## Exercise requirements
Below are the records; locate each line with the word "sposób" and copy it.

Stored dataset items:
_____

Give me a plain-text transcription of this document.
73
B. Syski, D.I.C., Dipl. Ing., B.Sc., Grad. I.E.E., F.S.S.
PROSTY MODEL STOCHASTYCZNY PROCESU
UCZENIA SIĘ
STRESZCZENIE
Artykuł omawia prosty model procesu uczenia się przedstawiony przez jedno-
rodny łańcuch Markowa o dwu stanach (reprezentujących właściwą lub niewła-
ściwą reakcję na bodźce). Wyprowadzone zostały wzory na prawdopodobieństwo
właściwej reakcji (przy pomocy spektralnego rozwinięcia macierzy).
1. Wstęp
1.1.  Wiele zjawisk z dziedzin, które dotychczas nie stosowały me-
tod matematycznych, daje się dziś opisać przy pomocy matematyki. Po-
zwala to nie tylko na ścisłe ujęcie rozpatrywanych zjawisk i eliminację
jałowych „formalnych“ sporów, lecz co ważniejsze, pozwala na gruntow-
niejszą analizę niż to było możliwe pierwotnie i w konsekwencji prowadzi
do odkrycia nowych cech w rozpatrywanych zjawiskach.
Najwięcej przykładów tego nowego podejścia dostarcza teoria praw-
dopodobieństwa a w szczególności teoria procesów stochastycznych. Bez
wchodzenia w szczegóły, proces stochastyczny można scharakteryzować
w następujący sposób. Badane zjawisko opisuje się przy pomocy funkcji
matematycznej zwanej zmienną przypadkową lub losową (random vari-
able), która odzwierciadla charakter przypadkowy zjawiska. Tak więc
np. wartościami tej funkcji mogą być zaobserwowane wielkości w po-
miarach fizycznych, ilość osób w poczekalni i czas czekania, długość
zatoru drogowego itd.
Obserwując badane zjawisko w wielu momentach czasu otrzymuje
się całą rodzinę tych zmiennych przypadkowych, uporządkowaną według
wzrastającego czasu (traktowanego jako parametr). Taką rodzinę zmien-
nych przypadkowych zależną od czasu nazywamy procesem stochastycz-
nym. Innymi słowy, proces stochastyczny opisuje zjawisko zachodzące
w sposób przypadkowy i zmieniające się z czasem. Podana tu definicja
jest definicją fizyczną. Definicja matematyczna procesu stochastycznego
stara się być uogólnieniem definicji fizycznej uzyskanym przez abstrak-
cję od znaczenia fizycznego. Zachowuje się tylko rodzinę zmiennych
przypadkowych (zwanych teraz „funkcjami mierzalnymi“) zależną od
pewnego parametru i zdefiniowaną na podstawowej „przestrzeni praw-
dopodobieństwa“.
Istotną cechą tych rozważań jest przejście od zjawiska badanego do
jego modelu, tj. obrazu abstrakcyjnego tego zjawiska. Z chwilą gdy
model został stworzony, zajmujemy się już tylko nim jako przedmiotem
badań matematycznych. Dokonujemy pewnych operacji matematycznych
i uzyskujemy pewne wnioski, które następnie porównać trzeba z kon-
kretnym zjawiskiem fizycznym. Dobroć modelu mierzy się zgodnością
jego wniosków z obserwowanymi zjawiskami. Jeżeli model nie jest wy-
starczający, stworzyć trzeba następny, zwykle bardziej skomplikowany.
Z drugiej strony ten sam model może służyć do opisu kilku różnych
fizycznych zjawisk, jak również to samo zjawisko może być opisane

_____

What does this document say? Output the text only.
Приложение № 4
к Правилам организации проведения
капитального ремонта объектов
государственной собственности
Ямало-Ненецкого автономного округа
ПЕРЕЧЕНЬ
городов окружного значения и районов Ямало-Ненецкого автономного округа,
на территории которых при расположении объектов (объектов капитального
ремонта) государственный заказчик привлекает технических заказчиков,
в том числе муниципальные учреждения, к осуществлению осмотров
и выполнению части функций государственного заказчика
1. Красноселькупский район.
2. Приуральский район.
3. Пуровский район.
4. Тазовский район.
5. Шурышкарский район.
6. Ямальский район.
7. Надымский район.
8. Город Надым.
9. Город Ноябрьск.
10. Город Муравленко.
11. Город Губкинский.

_____

## Task response
w następujący sposób. Badane zjawisko opisuje się przy pomocy funkcji
w sposób przypadkowy i zmieniające się z czasem. Podana tu definicja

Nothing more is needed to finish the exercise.